[Start of Attachment]

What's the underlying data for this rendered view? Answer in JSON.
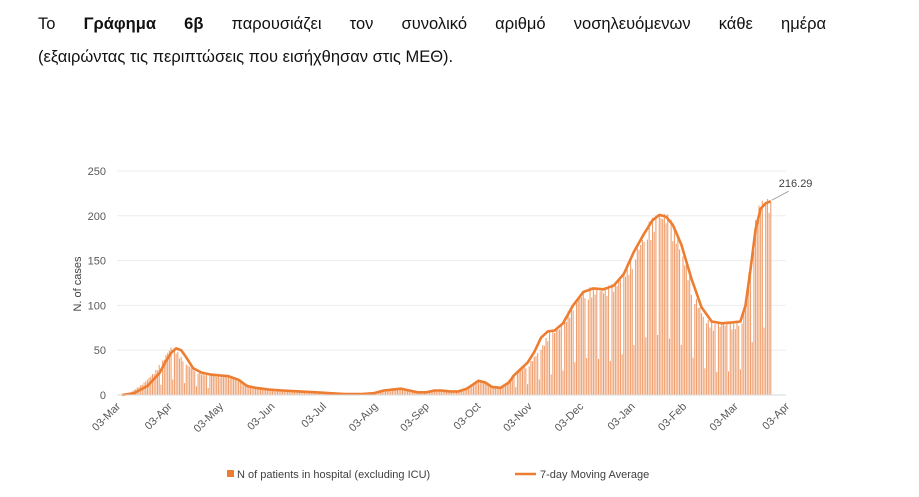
{
  "intro": {
    "line1_prefix": "Το ",
    "line1_bold": "Γράφημα 6β",
    "line1_rest": " παρουσιάζει τον συνολικό αριθμό νοσηλευόμενων κάθε ημέρα",
    "line2": "(εξαιρώντας τις περιπτώσεις που εισήχθησαν στις ΜΕΘ)."
  },
  "chart_data": {
    "type": "bar",
    "ylabel": "N. of cases",
    "ylim": [
      0,
      250
    ],
    "yticks": [
      0,
      50,
      100,
      150,
      200,
      250
    ],
    "x_range": [
      "03-Mar",
      "03-Apr"
    ],
    "x_ticks": [
      "03-Mar",
      "03-Apr",
      "03-May",
      "03-Jun",
      "03-Jul",
      "03-Aug",
      "03-Sep",
      "03-Oct",
      "03-Nov",
      "03-Dec",
      "03-Jan",
      "03-Feb",
      "03-Mar",
      "03-Apr"
    ],
    "colors": {
      "bar": "#F0A070",
      "line": "#ED7D31",
      "axis": "#D9D9D9"
    },
    "series": [
      {
        "name": "N of patients in hospital (excluding ICU)",
        "kind": "bar",
        "anchors": [
          [
            0,
            0
          ],
          [
            8,
            3
          ],
          [
            15,
            12
          ],
          [
            22,
            25
          ],
          [
            27,
            38
          ],
          [
            30,
            48
          ],
          [
            32,
            53
          ],
          [
            35,
            50
          ],
          [
            38,
            42
          ],
          [
            42,
            33
          ],
          [
            47,
            27
          ],
          [
            52,
            23
          ],
          [
            58,
            22
          ],
          [
            64,
            21
          ],
          [
            70,
            19
          ],
          [
            75,
            14
          ],
          [
            80,
            9
          ],
          [
            87,
            7
          ],
          [
            95,
            5
          ],
          [
            105,
            5
          ],
          [
            115,
            4
          ],
          [
            122,
            3
          ],
          [
            130,
            2
          ],
          [
            140,
            2
          ],
          [
            150,
            2
          ],
          [
            155,
            3
          ],
          [
            160,
            6
          ],
          [
            165,
            7
          ],
          [
            170,
            6
          ],
          [
            175,
            4
          ],
          [
            180,
            3
          ],
          [
            185,
            4
          ],
          [
            190,
            5
          ],
          [
            195,
            4
          ],
          [
            200,
            3
          ],
          [
            205,
            5
          ],
          [
            210,
            10
          ],
          [
            213,
            15
          ],
          [
            216,
            16
          ],
          [
            220,
            12
          ],
          [
            225,
            8
          ],
          [
            230,
            10
          ],
          [
            233,
            20
          ],
          [
            236,
            25
          ],
          [
            240,
            30
          ],
          [
            244,
            35
          ],
          [
            248,
            45
          ],
          [
            252,
            55
          ],
          [
            256,
            70
          ],
          [
            262,
            75
          ],
          [
            268,
            95
          ],
          [
            274,
            112
          ],
          [
            280,
            118
          ],
          [
            286,
            118
          ],
          [
            292,
            120
          ],
          [
            298,
            130
          ],
          [
            304,
            150
          ],
          [
            310,
            170
          ],
          [
            315,
            190
          ],
          [
            320,
            200
          ],
          [
            325,
            202
          ],
          [
            330,
            185
          ],
          [
            336,
            150
          ],
          [
            342,
            110
          ],
          [
            348,
            85
          ],
          [
            354,
            78
          ],
          [
            360,
            80
          ],
          [
            366,
            80
          ],
          [
            370,
            82
          ],
          [
            373,
            120
          ],
          [
            376,
            165
          ],
          [
            379,
            205
          ],
          [
            382,
            218
          ],
          [
            385,
            218
          ],
          [
            387,
            212
          ]
        ]
      },
      {
        "name": "7-day Moving Average",
        "kind": "line",
        "anchors": [
          [
            3,
            0
          ],
          [
            10,
            2
          ],
          [
            18,
            10
          ],
          [
            25,
            24
          ],
          [
            29,
            38
          ],
          [
            32,
            47
          ],
          [
            35,
            52
          ],
          [
            38,
            50
          ],
          [
            41,
            42
          ],
          [
            45,
            30
          ],
          [
            50,
            25
          ],
          [
            55,
            23
          ],
          [
            60,
            22
          ],
          [
            66,
            21
          ],
          [
            72,
            17
          ],
          [
            77,
            10
          ],
          [
            82,
            8
          ],
          [
            90,
            6
          ],
          [
            98,
            5
          ],
          [
            108,
            4
          ],
          [
            118,
            3
          ],
          [
            126,
            2
          ],
          [
            135,
            1
          ],
          [
            145,
            1
          ],
          [
            152,
            2
          ],
          [
            158,
            5
          ],
          [
            163,
            6
          ],
          [
            168,
            7
          ],
          [
            173,
            5
          ],
          [
            178,
            3
          ],
          [
            183,
            3
          ],
          [
            188,
            5
          ],
          [
            192,
            5
          ],
          [
            197,
            4
          ],
          [
            202,
            4
          ],
          [
            207,
            7
          ],
          [
            211,
            12
          ],
          [
            214,
            16
          ],
          [
            218,
            14
          ],
          [
            222,
            9
          ],
          [
            227,
            8
          ],
          [
            232,
            14
          ],
          [
            235,
            22
          ],
          [
            239,
            29
          ],
          [
            243,
            36
          ],
          [
            247,
            48
          ],
          [
            251,
            64
          ],
          [
            255,
            71
          ],
          [
            259,
            72
          ],
          [
            264,
            80
          ],
          [
            270,
            100
          ],
          [
            276,
            115
          ],
          [
            282,
            119
          ],
          [
            288,
            118
          ],
          [
            294,
            122
          ],
          [
            300,
            135
          ],
          [
            306,
            160
          ],
          [
            312,
            180
          ],
          [
            317,
            195
          ],
          [
            321,
            201
          ],
          [
            325,
            199
          ],
          [
            329,
            190
          ],
          [
            334,
            168
          ],
          [
            340,
            130
          ],
          [
            346,
            98
          ],
          [
            352,
            82
          ],
          [
            358,
            80
          ],
          [
            364,
            81
          ],
          [
            369,
            82
          ],
          [
            372,
            100
          ],
          [
            375,
            140
          ],
          [
            378,
            185
          ],
          [
            381,
            208
          ],
          [
            384,
            214
          ],
          [
            387,
            216.29
          ]
        ]
      }
    ],
    "last_label": "216.29",
    "legend": {
      "placement": "bottom"
    }
  }
}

[End of Attachment]

*Aim of the task:* Please retype every record shown above, exactly as written, but without pictures.

*Output for this exercise:*
What's the underlying data for this rendered view? Answer in JSON.
{
  "intro": {
    "line1_prefix": "Το ",
    "line1_bold": "Γράφημα 6β",
    "line1_rest": " παρουσιάζει τον συνολικό αριθμό νοσηλευόμενων κάθε ημέρα",
    "line2": "(εξαιρώντας τις περιπτώσεις που εισήχθησαν στις ΜΕΘ)."
  },
  "chart_data": {
    "type": "bar",
    "ylabel": "N. of cases",
    "ylim": [
      0,
      250
    ],
    "yticks": [
      0,
      50,
      100,
      150,
      200,
      250
    ],
    "x_range": [
      "03-Mar",
      "03-Apr"
    ],
    "x_ticks": [
      "03-Mar",
      "03-Apr",
      "03-May",
      "03-Jun",
      "03-Jul",
      "03-Aug",
      "03-Sep",
      "03-Oct",
      "03-Nov",
      "03-Dec",
      "03-Jan",
      "03-Feb",
      "03-Mar",
      "03-Apr"
    ],
    "colors": {
      "bar": "#F0A070",
      "line": "#ED7D31",
      "axis": "#D9D9D9"
    },
    "series": [
      {
        "name": "N of patients in hospital (excluding ICU)",
        "kind": "bar",
        "anchors": [
          [
            0,
            0
          ],
          [
            8,
            3
          ],
          [
            15,
            12
          ],
          [
            22,
            25
          ],
          [
            27,
            38
          ],
          [
            30,
            48
          ],
          [
            32,
            53
          ],
          [
            35,
            50
          ],
          [
            38,
            42
          ],
          [
            42,
            33
          ],
          [
            47,
            27
          ],
          [
            52,
            23
          ],
          [
            58,
            22
          ],
          [
            64,
            21
          ],
          [
            70,
            19
          ],
          [
            75,
            14
          ],
          [
            80,
            9
          ],
          [
            87,
            7
          ],
          [
            95,
            5
          ],
          [
            105,
            5
          ],
          [
            115,
            4
          ],
          [
            122,
            3
          ],
          [
            130,
            2
          ],
          [
            140,
            2
          ],
          [
            150,
            2
          ],
          [
            155,
            3
          ],
          [
            160,
            6
          ],
          [
            165,
            7
          ],
          [
            170,
            6
          ],
          [
            175,
            4
          ],
          [
            180,
            3
          ],
          [
            185,
            4
          ],
          [
            190,
            5
          ],
          [
            195,
            4
          ],
          [
            200,
            3
          ],
          [
            205,
            5
          ],
          [
            210,
            10
          ],
          [
            213,
            15
          ],
          [
            216,
            16
          ],
          [
            220,
            12
          ],
          [
            225,
            8
          ],
          [
            230,
            10
          ],
          [
            233,
            20
          ],
          [
            236,
            25
          ],
          [
            240,
            30
          ],
          [
            244,
            35
          ],
          [
            248,
            45
          ],
          [
            252,
            55
          ],
          [
            256,
            70
          ],
          [
            262,
            75
          ],
          [
            268,
            95
          ],
          [
            274,
            112
          ],
          [
            280,
            118
          ],
          [
            286,
            118
          ],
          [
            292,
            120
          ],
          [
            298,
            130
          ],
          [
            304,
            150
          ],
          [
            310,
            170
          ],
          [
            315,
            190
          ],
          [
            320,
            200
          ],
          [
            325,
            202
          ],
          [
            330,
            185
          ],
          [
            336,
            150
          ],
          [
            342,
            110
          ],
          [
            348,
            85
          ],
          [
            354,
            78
          ],
          [
            360,
            80
          ],
          [
            366,
            80
          ],
          [
            370,
            82
          ],
          [
            373,
            120
          ],
          [
            376,
            165
          ],
          [
            379,
            205
          ],
          [
            382,
            218
          ],
          [
            385,
            218
          ],
          [
            387,
            212
          ]
        ]
      },
      {
        "name": "7-day Moving Average",
        "kind": "line",
        "anchors": [
          [
            3,
            0
          ],
          [
            10,
            2
          ],
          [
            18,
            10
          ],
          [
            25,
            24
          ],
          [
            29,
            38
          ],
          [
            32,
            47
          ],
          [
            35,
            52
          ],
          [
            38,
            50
          ],
          [
            41,
            42
          ],
          [
            45,
            30
          ],
          [
            50,
            25
          ],
          [
            55,
            23
          ],
          [
            60,
            22
          ],
          [
            66,
            21
          ],
          [
            72,
            17
          ],
          [
            77,
            10
          ],
          [
            82,
            8
          ],
          [
            90,
            6
          ],
          [
            98,
            5
          ],
          [
            108,
            4
          ],
          [
            118,
            3
          ],
          [
            126,
            2
          ],
          [
            135,
            1
          ],
          [
            145,
            1
          ],
          [
            152,
            2
          ],
          [
            158,
            5
          ],
          [
            163,
            6
          ],
          [
            168,
            7
          ],
          [
            173,
            5
          ],
          [
            178,
            3
          ],
          [
            183,
            3
          ],
          [
            188,
            5
          ],
          [
            192,
            5
          ],
          [
            197,
            4
          ],
          [
            202,
            4
          ],
          [
            207,
            7
          ],
          [
            211,
            12
          ],
          [
            214,
            16
          ],
          [
            218,
            14
          ],
          [
            222,
            9
          ],
          [
            227,
            8
          ],
          [
            232,
            14
          ],
          [
            235,
            22
          ],
          [
            239,
            29
          ],
          [
            243,
            36
          ],
          [
            247,
            48
          ],
          [
            251,
            64
          ],
          [
            255,
            71
          ],
          [
            259,
            72
          ],
          [
            264,
            80
          ],
          [
            270,
            100
          ],
          [
            276,
            115
          ],
          [
            282,
            119
          ],
          [
            288,
            118
          ],
          [
            294,
            122
          ],
          [
            300,
            135
          ],
          [
            306,
            160
          ],
          [
            312,
            180
          ],
          [
            317,
            195
          ],
          [
            321,
            201
          ],
          [
            325,
            199
          ],
          [
            329,
            190
          ],
          [
            334,
            168
          ],
          [
            340,
            130
          ],
          [
            346,
            98
          ],
          [
            352,
            82
          ],
          [
            358,
            80
          ],
          [
            364,
            81
          ],
          [
            369,
            82
          ],
          [
            372,
            100
          ],
          [
            375,
            140
          ],
          [
            378,
            185
          ],
          [
            381,
            208
          ],
          [
            384,
            214
          ],
          [
            387,
            216.29
          ]
        ]
      }
    ],
    "last_label": "216.29",
    "legend": {
      "placement": "bottom"
    }
  }
}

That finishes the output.